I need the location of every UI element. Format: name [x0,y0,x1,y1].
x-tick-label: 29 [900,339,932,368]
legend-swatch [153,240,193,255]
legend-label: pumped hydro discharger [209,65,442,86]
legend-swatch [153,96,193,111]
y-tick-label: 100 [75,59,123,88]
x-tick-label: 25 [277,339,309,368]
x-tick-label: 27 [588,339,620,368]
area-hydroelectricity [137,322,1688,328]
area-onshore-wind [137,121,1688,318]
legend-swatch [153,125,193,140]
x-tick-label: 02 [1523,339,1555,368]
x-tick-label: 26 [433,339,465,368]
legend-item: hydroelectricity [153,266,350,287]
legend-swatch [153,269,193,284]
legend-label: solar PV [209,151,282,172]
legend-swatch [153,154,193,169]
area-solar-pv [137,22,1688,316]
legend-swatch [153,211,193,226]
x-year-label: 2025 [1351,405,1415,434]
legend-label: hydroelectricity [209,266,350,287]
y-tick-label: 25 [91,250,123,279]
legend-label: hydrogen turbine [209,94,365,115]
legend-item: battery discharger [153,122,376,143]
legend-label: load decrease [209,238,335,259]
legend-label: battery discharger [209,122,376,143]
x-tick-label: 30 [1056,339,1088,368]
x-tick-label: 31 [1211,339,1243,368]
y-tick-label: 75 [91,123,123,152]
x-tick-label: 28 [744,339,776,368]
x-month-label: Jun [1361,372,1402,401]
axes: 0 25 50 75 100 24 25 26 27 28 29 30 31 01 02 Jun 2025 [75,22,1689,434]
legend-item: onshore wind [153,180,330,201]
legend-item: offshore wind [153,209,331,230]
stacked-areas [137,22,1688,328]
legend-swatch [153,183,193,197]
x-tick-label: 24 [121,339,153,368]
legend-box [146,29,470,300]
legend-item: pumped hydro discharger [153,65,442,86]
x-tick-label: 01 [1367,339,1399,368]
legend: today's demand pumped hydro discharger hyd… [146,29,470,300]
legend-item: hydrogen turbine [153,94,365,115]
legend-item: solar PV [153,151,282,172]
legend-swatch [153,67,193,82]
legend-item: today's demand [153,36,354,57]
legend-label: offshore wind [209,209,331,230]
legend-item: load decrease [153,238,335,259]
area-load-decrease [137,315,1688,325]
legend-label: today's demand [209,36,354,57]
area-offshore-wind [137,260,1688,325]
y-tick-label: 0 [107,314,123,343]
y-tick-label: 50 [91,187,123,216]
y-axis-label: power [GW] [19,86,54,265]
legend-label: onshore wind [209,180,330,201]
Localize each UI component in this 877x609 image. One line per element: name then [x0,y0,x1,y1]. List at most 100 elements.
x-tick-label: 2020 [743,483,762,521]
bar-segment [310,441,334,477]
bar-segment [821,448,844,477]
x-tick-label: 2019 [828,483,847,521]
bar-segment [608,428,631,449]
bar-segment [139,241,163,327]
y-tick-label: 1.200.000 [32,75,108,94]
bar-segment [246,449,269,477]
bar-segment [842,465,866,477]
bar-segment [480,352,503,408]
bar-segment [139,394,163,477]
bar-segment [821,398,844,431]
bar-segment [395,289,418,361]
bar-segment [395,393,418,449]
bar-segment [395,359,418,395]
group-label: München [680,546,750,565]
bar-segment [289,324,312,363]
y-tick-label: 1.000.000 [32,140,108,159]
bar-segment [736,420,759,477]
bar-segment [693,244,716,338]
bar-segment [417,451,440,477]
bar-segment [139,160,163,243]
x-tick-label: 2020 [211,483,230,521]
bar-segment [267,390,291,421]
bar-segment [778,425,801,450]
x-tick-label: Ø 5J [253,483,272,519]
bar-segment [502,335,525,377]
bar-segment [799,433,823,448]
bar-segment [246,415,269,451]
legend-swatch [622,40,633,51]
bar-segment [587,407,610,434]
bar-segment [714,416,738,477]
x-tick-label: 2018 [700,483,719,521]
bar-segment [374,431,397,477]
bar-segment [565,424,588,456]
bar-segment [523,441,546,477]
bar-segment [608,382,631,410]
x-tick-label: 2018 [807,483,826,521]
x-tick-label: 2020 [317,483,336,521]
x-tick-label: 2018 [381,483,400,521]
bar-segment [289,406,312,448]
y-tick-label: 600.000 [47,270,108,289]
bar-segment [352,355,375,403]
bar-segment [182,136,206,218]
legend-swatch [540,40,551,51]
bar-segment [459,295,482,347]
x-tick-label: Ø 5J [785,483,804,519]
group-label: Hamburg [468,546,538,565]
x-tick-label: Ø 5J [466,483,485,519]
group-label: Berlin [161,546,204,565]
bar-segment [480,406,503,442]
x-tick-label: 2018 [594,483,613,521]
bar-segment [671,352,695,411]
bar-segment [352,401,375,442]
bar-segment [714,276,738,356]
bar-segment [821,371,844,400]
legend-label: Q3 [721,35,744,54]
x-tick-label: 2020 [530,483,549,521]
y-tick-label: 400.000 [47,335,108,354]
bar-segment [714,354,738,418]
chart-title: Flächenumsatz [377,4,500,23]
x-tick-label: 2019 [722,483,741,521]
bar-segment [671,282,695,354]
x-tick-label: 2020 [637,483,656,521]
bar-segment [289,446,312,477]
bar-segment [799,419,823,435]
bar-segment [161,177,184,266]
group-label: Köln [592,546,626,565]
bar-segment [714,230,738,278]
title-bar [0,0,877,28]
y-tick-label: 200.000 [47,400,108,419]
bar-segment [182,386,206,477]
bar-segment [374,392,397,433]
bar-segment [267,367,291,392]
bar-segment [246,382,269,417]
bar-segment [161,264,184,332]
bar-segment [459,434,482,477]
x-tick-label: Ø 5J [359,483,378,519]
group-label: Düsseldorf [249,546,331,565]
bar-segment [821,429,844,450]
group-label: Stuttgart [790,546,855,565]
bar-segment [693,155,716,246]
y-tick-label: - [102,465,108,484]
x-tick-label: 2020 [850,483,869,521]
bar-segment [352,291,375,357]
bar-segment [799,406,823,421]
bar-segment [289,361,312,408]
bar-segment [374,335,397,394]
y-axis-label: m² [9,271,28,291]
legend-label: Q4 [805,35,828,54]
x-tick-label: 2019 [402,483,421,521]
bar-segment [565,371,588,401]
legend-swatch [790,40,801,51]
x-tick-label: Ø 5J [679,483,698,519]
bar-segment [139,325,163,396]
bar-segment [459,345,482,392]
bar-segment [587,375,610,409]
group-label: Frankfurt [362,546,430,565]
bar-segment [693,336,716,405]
——
The problem:
Can you reproduce every line of the records above, character for character, with nothing left out or changed?

Correct response:
I need the location of every UI element. Format: name [x0,y0,x1,y1].
x-tick-label: 29 [900,339,932,368]
legend-swatch [153,240,193,255]
legend-label: pumped hydro discharger [209,65,442,86]
legend-swatch [153,96,193,111]
y-tick-label: 100 [75,59,123,88]
x-tick-label: 25 [277,339,309,368]
x-tick-label: 27 [588,339,620,368]
area-hydroelectricity [137,322,1688,328]
area-onshore-wind [137,121,1688,318]
legend-swatch [153,125,193,140]
x-tick-label: 02 [1523,339,1555,368]
x-tick-label: 26 [433,339,465,368]
legend-item: hydroelectricity [153,266,350,287]
legend-swatch [153,269,193,284]
legend-label: solar PV [209,151,282,172]
legend-swatch [153,154,193,169]
area-solar-pv [137,22,1688,316]
legend-swatch [153,211,193,226]
x-year-label: 2025 [1351,405,1415,434]
legend-label: hydroelectricity [209,266,350,287]
y-tick-label: 25 [91,250,123,279]
legend-label: hydrogen turbine [209,94,365,115]
legend-item: battery discharger [153,122,376,143]
legend-label: load decrease [209,238,335,259]
legend-label: battery discharger [209,122,376,143]
x-tick-label: 30 [1056,339,1088,368]
x-tick-label: 31 [1211,339,1243,368]
y-tick-label: 75 [91,123,123,152]
x-tick-label: 28 [744,339,776,368]
x-month-label: Jun [1361,372,1402,401]
axes: 0 25 50 75 100 24 25 26 27 28 29 30 31 01 02 Jun 2025 [75,22,1689,434]
legend-item: onshore wind [153,180,330,201]
legend-item: offshore wind [153,209,331,230]
stacked-areas [137,22,1688,328]
legend-swatch [153,183,193,197]
x-tick-label: 24 [121,339,153,368]
legend-box [146,29,470,300]
legend-item: pumped hydro discharger [153,65,442,86]
x-tick-label: 01 [1367,339,1399,368]
legend: today's demand pumped hydro discharger hyd… [146,29,470,300]
legend-item: hydrogen turbine [153,94,365,115]
legend-item: solar PV [153,151,282,172]
legend-swatch [153,67,193,82]
legend-item: today's demand [153,36,354,57]
legend-label: offshore wind [209,209,331,230]
legend-item: load decrease [153,238,335,259]
area-load-decrease [137,315,1688,325]
legend-label: today's demand [209,36,354,57]
area-offshore-wind [137,260,1688,325]
y-tick-label: 0 [107,314,123,343]
y-tick-label: 50 [91,187,123,216]
y-axis-label: power [GW] [19,86,54,265]
legend-label: onshore wind [209,180,330,201]
Localize each UI component in this 877x609 image. One line per element: name then [x0,y0,x1,y1]. List at most 100 elements.
x-tick-label: 2020 [743,483,762,521]
bar-segment [310,441,334,477]
bar-segment [821,448,844,477]
x-tick-label: 2019 [828,483,847,521]
bar-segment [608,428,631,449]
bar-segment [139,241,163,327]
y-tick-label: 1.200.000 [32,75,108,94]
bar-segment [246,449,269,477]
bar-segment [842,465,866,477]
bar-segment [480,352,503,408]
bar-segment [139,394,163,477]
bar-segment [821,398,844,431]
bar-segment [395,289,418,361]
bar-segment [395,393,418,449]
bar-segment [395,359,418,395]
group-label: München [680,546,750,565]
bar-segment [289,324,312,363]
y-tick-label: 1.000.000 [32,140,108,159]
bar-segment [736,420,759,477]
bar-segment [693,244,716,338]
bar-segment [417,451,440,477]
bar-segment [139,160,163,243]
x-tick-label: 2020 [211,483,230,521]
bar-segment [267,390,291,421]
bar-segment [778,425,801,450]
x-tick-label: Ø 5J [253,483,272,519]
bar-segment [502,335,525,377]
bar-segment [799,433,823,448]
bar-segment [246,415,269,451]
legend-swatch [622,40,633,51]
bar-segment [587,407,610,434]
bar-segment [714,416,738,477]
x-tick-label: 2018 [700,483,719,521]
bar-segment [374,431,397,477]
bar-segment [565,424,588,456]
bar-segment [523,441,546,477]
bar-segment [608,382,631,410]
x-tick-label: 2018 [807,483,826,521]
x-tick-label: 2020 [317,483,336,521]
x-tick-label: 2018 [381,483,400,521]
bar-segment [289,406,312,448]
y-tick-label: 600.000 [47,270,108,289]
bar-segment [352,355,375,403]
bar-segment [182,136,206,218]
legend-swatch [540,40,551,51]
bar-segment [459,295,482,347]
x-tick-label: Ø 5J [785,483,804,519]
group-label: Hamburg [468,546,538,565]
x-tick-label: Ø 5J [466,483,485,519]
group-label: Berlin [161,546,204,565]
bar-segment [480,406,503,442]
x-tick-label: 2018 [594,483,613,521]
bar-segment [671,352,695,411]
bar-segment [352,401,375,442]
bar-segment [714,276,738,356]
bar-segment [821,371,844,400]
legend-label: Q3 [721,35,744,54]
x-tick-label: 2020 [530,483,549,521]
y-tick-label: 400.000 [47,335,108,354]
bar-segment [714,354,738,418]
chart-title: Flächenumsatz [377,4,500,23]
x-tick-label: 2019 [722,483,741,521]
bar-segment [671,282,695,354]
x-tick-label: 2020 [637,483,656,521]
bar-segment [289,446,312,477]
bar-segment [799,419,823,435]
bar-segment [161,177,184,266]
group-label: Köln [592,546,626,565]
bar-segment [714,230,738,278]
title-bar [0,0,877,28]
y-tick-label: 200.000 [47,400,108,419]
bar-segment [182,386,206,477]
bar-segment [374,392,397,433]
bar-segment [267,367,291,392]
bar-segment [246,382,269,417]
bar-segment [161,264,184,332]
bar-segment [459,434,482,477]
x-tick-label: Ø 5J [359,483,378,519]
group-label: Düsseldorf [249,546,331,565]
bar-segment [821,429,844,450]
group-label: Stuttgart [790,546,855,565]
bar-segment [693,155,716,246]
y-tick-label: - [102,465,108,484]
x-tick-label: 2020 [850,483,869,521]
bar-segment [352,291,375,357]
bar-segment [799,406,823,421]
bar-segment [289,361,312,408]
bar-segment [374,335,397,394]
y-axis-label: m² [9,271,28,291]
legend-label: Q4 [805,35,828,54]
x-tick-label: 2019 [402,483,421,521]
bar-segment [565,371,588,401]
legend-swatch [790,40,801,51]
x-tick-label: Ø 5J [679,483,698,519]
bar-segment [139,325,163,396]
bar-segment [459,345,482,392]
bar-segment [587,375,610,409]
group-label: Frankfurt [362,546,430,565]
bar-segment [693,336,716,405]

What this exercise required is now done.